◆ **Data records**

- - - -

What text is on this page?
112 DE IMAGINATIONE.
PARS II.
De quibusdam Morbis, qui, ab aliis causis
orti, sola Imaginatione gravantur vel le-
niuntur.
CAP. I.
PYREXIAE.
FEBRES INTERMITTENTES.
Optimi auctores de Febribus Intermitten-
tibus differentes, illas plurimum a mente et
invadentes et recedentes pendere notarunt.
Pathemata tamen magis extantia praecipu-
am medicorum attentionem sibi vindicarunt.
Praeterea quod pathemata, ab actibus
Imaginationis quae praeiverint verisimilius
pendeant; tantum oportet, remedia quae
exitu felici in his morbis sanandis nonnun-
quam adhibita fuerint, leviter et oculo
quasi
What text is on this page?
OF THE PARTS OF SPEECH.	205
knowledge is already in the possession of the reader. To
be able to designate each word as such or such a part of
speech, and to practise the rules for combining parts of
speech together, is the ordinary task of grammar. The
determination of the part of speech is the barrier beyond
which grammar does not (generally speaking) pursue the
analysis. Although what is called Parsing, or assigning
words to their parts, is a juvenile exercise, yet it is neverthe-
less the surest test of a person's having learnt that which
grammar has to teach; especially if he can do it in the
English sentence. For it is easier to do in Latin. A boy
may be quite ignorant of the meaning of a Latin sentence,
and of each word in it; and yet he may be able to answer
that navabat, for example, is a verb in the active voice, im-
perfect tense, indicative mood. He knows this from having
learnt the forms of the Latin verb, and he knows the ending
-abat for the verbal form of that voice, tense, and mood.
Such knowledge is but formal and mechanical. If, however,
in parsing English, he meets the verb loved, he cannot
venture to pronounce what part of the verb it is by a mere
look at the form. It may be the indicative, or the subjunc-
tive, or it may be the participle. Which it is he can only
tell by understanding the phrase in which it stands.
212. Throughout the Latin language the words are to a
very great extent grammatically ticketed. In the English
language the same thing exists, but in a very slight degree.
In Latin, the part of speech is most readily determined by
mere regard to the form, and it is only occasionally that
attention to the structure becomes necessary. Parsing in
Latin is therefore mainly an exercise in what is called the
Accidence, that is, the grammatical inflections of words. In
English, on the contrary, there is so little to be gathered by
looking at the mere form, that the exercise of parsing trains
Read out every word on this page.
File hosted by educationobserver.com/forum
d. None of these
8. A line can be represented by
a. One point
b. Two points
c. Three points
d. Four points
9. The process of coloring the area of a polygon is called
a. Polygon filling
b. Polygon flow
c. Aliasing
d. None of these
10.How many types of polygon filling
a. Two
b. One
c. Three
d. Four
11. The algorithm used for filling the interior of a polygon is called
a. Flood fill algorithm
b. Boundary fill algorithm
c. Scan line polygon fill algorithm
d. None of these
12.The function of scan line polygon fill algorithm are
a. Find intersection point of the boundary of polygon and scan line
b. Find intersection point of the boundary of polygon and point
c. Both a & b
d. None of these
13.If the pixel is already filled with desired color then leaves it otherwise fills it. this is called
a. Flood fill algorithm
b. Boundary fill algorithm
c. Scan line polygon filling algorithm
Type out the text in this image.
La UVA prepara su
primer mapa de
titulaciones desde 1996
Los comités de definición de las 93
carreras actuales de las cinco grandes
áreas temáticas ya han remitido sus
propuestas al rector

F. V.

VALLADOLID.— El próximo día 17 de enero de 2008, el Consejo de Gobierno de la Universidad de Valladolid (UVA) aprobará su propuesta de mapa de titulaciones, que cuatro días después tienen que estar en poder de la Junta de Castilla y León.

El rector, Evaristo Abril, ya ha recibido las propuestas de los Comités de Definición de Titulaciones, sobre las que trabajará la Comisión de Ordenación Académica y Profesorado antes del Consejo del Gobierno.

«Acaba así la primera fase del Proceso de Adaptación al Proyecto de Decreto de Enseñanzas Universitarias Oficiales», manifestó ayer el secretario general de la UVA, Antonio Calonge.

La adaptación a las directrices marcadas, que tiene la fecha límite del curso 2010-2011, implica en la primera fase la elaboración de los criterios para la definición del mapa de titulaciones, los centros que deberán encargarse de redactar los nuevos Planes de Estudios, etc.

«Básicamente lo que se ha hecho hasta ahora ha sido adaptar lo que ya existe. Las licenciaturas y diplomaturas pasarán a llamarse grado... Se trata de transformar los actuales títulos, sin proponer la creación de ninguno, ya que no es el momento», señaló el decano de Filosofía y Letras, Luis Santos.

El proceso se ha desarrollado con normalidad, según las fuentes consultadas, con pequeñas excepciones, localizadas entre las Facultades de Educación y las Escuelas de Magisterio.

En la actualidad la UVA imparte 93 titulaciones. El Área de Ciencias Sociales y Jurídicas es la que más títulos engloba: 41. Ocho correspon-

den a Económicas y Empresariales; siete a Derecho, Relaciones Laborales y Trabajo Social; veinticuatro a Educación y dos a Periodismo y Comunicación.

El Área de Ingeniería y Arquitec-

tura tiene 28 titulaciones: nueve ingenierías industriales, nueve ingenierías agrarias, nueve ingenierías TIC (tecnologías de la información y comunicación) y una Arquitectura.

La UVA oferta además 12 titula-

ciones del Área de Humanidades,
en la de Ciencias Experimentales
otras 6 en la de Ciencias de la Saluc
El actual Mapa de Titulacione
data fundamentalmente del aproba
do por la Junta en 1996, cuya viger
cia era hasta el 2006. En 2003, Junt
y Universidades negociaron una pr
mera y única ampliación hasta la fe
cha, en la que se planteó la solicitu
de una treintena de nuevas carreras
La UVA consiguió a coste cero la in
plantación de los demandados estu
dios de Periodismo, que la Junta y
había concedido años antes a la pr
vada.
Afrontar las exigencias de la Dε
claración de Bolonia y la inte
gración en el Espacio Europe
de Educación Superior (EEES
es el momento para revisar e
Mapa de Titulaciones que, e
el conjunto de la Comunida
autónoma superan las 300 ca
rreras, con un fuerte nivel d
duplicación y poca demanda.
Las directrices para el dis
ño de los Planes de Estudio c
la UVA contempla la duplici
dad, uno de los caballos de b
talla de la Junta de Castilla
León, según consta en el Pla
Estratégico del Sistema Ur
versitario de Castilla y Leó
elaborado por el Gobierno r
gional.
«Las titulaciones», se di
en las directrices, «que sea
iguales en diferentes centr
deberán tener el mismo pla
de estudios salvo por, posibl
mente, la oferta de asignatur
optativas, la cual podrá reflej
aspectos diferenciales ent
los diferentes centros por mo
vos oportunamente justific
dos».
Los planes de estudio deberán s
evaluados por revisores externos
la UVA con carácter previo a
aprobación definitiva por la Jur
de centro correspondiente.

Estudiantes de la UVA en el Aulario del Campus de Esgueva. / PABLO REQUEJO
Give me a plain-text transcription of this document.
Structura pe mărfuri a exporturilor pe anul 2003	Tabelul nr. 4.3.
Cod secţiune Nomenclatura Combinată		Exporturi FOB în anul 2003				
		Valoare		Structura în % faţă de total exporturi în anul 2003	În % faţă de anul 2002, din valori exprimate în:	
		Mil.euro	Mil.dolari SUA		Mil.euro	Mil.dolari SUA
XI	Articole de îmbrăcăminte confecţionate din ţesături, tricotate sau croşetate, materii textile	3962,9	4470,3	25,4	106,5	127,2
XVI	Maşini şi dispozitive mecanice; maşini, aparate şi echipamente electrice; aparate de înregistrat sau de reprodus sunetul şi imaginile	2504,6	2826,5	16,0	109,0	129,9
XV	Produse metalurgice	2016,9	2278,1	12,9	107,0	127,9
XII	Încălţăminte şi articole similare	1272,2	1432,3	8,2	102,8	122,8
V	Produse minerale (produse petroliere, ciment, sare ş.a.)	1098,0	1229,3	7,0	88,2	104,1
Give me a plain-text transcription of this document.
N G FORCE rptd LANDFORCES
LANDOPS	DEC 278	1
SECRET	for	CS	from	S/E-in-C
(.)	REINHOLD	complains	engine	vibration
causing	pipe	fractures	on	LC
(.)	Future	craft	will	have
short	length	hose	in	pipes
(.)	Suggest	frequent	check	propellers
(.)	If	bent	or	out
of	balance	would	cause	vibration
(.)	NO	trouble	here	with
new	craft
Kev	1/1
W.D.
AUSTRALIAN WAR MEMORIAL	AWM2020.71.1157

- - - -

◆ **Requirement**
Determine the count of lines in the data above with the string "anul" in them, and give that count alone.

◆ **Final answer**
3